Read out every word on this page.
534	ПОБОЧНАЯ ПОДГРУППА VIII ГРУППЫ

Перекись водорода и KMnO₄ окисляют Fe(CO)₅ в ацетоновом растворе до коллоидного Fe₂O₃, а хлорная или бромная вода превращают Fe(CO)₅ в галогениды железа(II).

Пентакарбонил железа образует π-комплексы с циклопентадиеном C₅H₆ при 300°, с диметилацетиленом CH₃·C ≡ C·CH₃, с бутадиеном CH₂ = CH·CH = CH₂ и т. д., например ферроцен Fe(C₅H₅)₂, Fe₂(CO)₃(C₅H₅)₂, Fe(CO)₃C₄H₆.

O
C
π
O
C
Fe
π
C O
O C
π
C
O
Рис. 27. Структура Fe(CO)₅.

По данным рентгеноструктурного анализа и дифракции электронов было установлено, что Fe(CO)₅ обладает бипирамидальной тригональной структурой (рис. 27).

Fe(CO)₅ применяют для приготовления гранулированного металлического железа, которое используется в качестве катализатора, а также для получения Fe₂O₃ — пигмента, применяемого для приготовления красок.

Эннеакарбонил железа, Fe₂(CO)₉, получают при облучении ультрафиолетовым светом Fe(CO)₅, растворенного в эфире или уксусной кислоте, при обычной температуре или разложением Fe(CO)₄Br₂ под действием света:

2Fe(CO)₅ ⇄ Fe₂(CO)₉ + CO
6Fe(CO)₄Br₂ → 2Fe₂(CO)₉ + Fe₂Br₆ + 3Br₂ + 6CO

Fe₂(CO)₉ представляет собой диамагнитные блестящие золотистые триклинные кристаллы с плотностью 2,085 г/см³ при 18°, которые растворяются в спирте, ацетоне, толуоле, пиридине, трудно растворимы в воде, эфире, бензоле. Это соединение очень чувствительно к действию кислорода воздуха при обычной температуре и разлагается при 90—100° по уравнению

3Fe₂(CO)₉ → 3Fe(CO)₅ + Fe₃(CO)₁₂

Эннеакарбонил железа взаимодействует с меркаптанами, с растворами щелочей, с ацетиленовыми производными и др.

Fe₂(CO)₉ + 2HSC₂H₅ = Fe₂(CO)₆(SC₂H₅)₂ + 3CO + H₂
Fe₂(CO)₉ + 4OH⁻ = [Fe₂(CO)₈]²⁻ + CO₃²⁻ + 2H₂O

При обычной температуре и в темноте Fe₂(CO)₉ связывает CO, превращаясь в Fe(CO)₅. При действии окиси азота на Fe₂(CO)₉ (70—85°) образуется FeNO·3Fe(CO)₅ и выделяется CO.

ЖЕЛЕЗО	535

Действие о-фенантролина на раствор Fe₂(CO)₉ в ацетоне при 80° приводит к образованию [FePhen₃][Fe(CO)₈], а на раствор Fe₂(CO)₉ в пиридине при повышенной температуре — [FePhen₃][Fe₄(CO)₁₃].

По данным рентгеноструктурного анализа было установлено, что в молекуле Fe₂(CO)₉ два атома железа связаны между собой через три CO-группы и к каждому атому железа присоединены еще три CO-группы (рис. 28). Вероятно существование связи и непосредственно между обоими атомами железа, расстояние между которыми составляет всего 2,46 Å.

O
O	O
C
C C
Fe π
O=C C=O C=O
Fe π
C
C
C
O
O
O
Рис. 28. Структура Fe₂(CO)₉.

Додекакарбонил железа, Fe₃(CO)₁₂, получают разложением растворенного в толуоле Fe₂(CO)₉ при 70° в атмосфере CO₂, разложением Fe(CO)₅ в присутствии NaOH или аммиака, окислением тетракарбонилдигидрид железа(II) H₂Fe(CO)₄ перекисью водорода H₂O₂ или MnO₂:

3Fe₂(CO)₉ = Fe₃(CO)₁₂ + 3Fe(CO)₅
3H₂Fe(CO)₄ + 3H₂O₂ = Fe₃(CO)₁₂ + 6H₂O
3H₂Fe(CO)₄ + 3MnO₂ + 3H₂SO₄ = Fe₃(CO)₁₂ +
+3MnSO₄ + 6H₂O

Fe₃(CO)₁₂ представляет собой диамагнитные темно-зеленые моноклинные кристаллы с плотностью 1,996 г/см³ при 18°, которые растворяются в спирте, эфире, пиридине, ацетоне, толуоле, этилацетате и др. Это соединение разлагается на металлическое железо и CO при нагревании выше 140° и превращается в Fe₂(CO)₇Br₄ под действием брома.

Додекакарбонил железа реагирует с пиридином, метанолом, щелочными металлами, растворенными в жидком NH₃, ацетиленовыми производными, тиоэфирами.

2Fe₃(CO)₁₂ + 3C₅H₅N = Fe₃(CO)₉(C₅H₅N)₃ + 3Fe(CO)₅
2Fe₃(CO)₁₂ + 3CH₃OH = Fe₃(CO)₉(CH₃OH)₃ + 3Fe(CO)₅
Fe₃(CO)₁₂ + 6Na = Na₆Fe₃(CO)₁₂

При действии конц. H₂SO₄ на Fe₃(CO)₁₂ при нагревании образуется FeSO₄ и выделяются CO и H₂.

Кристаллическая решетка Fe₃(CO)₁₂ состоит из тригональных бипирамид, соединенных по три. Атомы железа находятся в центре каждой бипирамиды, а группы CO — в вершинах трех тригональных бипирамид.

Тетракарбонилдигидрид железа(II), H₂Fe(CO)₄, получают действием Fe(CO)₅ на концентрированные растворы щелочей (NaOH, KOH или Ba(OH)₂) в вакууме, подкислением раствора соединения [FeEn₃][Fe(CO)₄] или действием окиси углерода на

### [Task details]
For each line above that contains the word "ацетиленовыми", copy that line.

### [The solution]
Эннеакарбонил железа взаимодействует с меркаптанами, с растворами щелочей, с ацетиленовыми производными и др.
Додекакарбонил железа реагирует с пиридином, метанолом, щелочными металлами, растворенными в жидком NH₃, ацетиленовыми производными, тиоэфирами.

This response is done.